* _What is expected_
Write out every line below that includes the word "false".

--- Records for processing ---

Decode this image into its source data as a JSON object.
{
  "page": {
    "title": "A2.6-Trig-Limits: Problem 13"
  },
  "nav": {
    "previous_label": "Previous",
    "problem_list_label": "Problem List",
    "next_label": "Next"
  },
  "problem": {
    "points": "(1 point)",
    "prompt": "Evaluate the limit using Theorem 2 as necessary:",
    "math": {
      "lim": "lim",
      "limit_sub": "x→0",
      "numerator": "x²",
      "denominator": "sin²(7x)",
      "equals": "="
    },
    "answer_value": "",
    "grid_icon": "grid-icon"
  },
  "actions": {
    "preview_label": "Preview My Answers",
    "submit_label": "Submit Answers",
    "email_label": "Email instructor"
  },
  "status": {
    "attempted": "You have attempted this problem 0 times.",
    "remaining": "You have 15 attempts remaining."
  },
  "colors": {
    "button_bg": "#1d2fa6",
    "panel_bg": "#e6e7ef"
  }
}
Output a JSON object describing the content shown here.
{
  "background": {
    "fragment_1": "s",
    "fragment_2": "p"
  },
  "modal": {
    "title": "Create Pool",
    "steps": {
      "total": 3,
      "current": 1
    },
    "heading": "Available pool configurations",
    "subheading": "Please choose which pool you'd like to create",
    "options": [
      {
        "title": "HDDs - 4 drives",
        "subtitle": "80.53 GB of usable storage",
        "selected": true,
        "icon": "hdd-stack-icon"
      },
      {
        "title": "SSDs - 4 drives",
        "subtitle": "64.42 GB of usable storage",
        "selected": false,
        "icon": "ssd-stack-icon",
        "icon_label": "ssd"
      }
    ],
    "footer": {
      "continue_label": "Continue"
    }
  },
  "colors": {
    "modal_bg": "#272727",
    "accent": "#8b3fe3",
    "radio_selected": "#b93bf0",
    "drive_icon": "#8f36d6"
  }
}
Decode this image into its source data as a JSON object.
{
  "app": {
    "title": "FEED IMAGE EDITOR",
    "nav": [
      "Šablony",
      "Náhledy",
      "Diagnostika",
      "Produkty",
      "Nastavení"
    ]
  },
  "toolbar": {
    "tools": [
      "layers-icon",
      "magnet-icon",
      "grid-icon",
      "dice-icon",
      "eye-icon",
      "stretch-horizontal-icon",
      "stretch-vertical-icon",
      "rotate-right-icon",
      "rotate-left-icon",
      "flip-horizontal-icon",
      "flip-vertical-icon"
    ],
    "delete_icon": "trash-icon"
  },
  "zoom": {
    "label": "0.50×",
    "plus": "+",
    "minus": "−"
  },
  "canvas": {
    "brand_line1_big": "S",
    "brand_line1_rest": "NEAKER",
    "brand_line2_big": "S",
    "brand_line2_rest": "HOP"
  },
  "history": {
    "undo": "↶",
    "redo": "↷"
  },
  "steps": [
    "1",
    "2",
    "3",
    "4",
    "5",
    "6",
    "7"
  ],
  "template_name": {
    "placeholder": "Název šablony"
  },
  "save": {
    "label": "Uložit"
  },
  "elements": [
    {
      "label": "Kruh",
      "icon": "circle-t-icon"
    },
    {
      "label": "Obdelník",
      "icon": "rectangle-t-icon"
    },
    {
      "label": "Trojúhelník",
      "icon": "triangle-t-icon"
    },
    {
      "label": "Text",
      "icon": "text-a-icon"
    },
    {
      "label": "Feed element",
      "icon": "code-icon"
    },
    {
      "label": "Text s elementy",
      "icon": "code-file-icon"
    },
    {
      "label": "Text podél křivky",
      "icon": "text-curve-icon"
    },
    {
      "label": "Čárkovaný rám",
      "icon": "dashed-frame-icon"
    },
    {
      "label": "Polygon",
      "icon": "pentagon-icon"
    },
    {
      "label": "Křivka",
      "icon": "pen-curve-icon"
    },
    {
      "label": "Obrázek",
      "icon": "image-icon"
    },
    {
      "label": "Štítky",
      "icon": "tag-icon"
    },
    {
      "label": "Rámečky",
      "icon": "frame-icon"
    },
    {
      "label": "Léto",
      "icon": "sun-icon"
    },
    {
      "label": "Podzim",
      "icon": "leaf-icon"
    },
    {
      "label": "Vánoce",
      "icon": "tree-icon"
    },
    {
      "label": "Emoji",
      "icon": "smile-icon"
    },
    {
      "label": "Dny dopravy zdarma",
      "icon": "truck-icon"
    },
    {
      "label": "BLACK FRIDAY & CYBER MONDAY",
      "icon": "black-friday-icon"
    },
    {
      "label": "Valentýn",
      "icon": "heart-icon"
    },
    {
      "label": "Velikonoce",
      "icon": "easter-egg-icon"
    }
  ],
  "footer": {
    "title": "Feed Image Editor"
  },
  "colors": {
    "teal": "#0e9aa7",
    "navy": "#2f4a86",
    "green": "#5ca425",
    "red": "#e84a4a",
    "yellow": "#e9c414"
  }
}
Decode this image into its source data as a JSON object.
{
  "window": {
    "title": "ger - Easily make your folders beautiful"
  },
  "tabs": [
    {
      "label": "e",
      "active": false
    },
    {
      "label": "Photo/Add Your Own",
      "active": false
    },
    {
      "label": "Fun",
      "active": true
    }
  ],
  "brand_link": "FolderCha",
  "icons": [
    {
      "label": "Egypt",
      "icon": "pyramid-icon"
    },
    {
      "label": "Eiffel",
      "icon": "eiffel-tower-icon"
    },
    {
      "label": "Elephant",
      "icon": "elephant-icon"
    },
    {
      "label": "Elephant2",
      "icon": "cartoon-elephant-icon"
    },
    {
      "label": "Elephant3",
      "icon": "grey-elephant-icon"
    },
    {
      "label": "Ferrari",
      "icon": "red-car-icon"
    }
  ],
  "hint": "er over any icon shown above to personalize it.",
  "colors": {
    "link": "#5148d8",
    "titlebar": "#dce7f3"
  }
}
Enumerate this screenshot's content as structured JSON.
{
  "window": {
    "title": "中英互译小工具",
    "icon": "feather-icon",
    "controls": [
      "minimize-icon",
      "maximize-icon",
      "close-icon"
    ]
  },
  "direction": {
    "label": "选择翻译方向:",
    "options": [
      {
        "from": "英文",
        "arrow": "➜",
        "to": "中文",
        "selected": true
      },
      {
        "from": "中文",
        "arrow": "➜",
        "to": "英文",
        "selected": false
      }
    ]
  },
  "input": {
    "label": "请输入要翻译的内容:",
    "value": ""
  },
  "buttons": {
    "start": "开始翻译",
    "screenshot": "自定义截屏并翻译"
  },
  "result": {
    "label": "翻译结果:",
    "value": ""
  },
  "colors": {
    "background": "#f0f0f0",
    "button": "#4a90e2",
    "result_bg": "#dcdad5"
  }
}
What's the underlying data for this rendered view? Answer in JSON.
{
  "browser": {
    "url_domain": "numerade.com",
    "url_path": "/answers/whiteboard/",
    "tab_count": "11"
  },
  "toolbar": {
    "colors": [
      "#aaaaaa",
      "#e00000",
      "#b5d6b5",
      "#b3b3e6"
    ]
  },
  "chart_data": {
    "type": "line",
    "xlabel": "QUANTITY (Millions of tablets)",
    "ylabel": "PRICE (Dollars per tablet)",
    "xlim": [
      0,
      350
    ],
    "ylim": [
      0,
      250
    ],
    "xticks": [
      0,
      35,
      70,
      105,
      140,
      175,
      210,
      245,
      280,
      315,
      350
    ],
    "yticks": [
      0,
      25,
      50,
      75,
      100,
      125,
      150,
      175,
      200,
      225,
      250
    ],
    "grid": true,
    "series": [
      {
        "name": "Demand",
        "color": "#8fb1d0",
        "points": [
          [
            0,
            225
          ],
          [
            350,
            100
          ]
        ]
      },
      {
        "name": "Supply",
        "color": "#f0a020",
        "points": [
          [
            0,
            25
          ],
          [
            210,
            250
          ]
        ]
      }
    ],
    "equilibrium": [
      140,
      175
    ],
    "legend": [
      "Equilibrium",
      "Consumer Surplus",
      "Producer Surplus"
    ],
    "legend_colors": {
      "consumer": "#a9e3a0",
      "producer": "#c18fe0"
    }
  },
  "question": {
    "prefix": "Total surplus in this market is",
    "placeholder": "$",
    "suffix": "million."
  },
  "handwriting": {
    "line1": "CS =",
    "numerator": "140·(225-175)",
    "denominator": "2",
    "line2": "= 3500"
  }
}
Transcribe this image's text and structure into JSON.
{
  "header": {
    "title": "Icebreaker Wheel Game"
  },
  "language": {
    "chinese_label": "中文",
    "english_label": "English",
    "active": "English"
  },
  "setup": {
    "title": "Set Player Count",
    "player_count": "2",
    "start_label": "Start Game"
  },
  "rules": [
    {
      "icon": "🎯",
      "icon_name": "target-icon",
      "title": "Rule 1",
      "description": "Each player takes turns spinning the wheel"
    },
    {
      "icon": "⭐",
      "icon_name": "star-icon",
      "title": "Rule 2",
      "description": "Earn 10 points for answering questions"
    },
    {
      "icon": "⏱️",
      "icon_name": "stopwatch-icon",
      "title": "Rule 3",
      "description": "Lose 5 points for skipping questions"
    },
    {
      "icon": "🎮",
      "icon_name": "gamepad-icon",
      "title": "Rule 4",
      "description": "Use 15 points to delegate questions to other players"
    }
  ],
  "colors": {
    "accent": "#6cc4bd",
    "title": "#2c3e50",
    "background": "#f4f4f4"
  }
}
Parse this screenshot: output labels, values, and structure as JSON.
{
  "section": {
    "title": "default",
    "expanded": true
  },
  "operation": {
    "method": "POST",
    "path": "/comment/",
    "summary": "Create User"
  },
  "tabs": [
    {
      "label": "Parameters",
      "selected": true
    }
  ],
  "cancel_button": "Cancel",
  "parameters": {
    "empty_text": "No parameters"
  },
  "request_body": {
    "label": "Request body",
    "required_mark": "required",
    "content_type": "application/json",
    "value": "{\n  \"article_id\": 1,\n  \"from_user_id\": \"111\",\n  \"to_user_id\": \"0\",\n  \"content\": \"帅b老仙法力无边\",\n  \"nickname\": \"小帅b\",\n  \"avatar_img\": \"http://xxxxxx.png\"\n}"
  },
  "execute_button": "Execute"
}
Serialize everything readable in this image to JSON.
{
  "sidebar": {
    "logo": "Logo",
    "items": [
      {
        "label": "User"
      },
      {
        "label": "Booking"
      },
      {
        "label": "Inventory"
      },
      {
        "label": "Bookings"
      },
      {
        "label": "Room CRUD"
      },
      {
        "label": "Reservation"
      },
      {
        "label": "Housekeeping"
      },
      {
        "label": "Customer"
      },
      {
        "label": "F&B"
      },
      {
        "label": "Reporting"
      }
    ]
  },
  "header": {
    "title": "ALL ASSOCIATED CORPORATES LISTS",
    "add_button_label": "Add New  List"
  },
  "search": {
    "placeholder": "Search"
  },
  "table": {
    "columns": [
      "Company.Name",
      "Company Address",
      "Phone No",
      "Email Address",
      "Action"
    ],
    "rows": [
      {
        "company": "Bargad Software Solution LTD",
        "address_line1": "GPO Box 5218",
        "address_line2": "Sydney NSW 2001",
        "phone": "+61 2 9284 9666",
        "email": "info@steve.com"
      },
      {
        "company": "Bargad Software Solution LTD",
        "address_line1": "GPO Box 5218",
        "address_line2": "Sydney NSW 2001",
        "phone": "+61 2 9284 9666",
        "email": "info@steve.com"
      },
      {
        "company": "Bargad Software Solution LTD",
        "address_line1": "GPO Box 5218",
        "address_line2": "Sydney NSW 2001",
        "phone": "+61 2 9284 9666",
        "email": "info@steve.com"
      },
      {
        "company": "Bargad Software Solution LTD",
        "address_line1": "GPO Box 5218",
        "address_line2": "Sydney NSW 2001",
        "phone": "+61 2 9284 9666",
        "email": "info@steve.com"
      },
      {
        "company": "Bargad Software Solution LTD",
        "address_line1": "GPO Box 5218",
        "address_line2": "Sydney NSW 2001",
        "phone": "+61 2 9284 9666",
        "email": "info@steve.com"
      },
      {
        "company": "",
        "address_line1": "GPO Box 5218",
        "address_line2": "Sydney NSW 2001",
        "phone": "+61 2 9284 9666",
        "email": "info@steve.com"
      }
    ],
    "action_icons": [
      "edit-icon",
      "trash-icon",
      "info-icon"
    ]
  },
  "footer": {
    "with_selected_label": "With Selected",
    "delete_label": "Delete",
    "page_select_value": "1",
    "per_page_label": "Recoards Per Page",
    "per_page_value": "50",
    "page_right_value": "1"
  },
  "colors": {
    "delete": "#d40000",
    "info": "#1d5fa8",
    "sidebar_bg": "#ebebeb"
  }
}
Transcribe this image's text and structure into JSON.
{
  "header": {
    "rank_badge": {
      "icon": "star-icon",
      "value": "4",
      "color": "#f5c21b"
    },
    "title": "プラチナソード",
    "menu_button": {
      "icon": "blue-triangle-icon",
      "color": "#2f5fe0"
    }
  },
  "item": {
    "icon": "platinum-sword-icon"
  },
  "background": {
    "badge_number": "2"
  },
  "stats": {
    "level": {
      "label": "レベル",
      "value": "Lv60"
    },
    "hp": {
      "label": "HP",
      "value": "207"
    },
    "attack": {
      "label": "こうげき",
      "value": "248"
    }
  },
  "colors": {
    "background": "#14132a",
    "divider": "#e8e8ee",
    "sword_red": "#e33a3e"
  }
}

---

* _Exercise result_
        "selected": false,
      "active": false
      "active": false
        "selected": false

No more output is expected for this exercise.